## What you need to do
Find every line below that contains the word "JSON" and copy it out.

-- Exercise material start --

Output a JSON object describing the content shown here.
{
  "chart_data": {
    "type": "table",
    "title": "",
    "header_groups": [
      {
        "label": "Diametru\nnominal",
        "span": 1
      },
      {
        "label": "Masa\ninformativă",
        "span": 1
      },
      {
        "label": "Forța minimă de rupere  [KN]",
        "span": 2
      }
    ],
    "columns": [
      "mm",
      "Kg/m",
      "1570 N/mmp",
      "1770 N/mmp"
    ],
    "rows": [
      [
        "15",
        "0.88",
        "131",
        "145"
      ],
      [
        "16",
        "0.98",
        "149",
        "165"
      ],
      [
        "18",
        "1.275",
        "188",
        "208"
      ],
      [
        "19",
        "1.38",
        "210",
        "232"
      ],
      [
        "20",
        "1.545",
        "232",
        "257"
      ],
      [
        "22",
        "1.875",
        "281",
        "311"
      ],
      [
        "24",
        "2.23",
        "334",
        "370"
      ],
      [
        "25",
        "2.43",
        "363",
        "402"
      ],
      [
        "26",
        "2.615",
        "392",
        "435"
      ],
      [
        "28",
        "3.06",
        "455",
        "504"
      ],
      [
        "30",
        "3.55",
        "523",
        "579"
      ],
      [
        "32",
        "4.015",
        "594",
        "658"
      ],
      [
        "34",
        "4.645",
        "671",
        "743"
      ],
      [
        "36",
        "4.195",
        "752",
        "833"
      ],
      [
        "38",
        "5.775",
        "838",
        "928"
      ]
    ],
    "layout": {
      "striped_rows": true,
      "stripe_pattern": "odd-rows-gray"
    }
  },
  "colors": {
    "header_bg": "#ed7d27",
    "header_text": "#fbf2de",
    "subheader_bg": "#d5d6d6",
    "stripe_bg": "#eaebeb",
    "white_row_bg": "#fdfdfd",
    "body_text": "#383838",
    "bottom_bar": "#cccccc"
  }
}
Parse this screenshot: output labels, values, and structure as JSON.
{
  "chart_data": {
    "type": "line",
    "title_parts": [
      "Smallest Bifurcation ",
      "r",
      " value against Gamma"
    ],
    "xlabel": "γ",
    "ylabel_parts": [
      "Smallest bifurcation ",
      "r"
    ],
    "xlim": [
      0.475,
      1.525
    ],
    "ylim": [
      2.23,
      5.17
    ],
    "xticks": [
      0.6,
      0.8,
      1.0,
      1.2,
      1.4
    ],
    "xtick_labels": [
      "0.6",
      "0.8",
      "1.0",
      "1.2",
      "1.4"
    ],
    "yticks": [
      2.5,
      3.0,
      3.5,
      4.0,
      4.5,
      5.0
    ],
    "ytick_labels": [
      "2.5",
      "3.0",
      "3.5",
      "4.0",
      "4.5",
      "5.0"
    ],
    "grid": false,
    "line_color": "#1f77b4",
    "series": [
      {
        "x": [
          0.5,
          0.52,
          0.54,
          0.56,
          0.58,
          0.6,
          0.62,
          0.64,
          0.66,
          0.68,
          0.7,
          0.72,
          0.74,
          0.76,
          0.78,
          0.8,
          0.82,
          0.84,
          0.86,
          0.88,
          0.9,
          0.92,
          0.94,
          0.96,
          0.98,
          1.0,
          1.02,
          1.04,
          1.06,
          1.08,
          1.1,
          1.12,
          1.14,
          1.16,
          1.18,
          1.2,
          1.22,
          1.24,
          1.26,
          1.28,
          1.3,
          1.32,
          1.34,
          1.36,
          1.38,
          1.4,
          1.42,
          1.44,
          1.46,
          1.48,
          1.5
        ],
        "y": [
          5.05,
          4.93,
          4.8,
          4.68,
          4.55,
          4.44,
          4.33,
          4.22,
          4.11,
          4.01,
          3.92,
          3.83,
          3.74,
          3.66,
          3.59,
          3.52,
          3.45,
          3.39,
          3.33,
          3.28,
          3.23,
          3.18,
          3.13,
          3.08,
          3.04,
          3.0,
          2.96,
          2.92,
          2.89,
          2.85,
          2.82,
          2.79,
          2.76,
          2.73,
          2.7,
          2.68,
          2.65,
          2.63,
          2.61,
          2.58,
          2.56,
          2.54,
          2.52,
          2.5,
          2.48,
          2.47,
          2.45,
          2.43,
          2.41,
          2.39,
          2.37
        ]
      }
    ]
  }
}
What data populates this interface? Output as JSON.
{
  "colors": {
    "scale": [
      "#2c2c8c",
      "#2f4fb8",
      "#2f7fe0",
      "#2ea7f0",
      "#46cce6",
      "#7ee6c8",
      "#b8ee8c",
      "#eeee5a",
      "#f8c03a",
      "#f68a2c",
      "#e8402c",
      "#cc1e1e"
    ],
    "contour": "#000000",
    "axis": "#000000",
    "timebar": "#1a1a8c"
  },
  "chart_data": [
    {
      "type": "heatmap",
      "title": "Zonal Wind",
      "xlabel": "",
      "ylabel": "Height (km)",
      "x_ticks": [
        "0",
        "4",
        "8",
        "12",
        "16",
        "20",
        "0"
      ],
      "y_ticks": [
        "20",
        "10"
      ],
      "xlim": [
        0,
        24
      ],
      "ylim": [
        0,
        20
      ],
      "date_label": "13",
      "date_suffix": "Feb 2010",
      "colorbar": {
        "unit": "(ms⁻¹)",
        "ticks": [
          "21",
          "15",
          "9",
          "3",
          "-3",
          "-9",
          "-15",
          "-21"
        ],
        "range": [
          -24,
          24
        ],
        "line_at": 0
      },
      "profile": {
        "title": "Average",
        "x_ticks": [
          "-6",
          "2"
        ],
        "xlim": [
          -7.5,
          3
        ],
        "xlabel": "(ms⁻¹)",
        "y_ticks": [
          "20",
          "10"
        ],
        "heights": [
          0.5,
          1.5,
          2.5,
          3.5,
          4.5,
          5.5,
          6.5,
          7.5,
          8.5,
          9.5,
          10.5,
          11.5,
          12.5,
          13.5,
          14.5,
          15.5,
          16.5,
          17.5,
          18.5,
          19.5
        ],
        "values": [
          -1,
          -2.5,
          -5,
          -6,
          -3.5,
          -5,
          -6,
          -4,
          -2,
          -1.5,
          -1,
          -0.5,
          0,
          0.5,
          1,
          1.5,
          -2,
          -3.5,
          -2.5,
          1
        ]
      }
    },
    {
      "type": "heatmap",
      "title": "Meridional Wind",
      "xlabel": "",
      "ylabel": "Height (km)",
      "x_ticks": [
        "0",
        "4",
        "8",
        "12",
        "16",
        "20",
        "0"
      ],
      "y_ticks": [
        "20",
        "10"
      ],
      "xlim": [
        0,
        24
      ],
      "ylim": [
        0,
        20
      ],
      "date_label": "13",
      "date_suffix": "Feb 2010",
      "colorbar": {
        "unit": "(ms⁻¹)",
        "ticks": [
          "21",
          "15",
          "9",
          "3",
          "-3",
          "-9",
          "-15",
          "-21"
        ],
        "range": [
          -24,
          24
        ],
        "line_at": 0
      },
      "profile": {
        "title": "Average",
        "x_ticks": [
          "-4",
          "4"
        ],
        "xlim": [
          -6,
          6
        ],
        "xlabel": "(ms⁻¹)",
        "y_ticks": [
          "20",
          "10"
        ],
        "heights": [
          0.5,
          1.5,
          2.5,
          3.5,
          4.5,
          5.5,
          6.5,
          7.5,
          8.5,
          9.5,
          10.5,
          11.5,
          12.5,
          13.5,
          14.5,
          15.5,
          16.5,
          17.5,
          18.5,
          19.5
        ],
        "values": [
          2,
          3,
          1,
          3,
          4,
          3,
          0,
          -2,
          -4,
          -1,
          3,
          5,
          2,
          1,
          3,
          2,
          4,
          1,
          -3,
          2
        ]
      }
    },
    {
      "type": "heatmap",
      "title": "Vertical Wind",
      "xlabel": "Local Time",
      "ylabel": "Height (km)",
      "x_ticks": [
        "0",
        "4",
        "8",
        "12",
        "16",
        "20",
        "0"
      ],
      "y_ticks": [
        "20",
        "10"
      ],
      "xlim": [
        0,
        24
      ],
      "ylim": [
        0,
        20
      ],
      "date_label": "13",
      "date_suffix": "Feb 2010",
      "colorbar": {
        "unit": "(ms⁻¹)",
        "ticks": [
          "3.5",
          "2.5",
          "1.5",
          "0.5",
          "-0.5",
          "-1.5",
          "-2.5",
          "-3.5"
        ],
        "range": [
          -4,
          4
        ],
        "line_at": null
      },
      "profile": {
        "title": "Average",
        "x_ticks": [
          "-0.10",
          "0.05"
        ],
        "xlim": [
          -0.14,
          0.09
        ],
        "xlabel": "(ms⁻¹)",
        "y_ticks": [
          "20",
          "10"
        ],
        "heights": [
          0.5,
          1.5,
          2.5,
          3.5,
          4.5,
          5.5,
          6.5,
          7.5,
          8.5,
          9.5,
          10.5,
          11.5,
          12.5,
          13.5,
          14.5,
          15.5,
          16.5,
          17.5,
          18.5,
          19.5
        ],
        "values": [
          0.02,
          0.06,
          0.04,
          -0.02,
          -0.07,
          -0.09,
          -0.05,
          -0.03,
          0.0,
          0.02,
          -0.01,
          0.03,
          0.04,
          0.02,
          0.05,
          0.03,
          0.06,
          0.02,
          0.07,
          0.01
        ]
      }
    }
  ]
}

-- Exercise material end --

## Response
Output a JSON object describing the content shown here.
Parse this screenshot: output labels, values, and structure as JSON.
What data populates this interface? Output as JSON.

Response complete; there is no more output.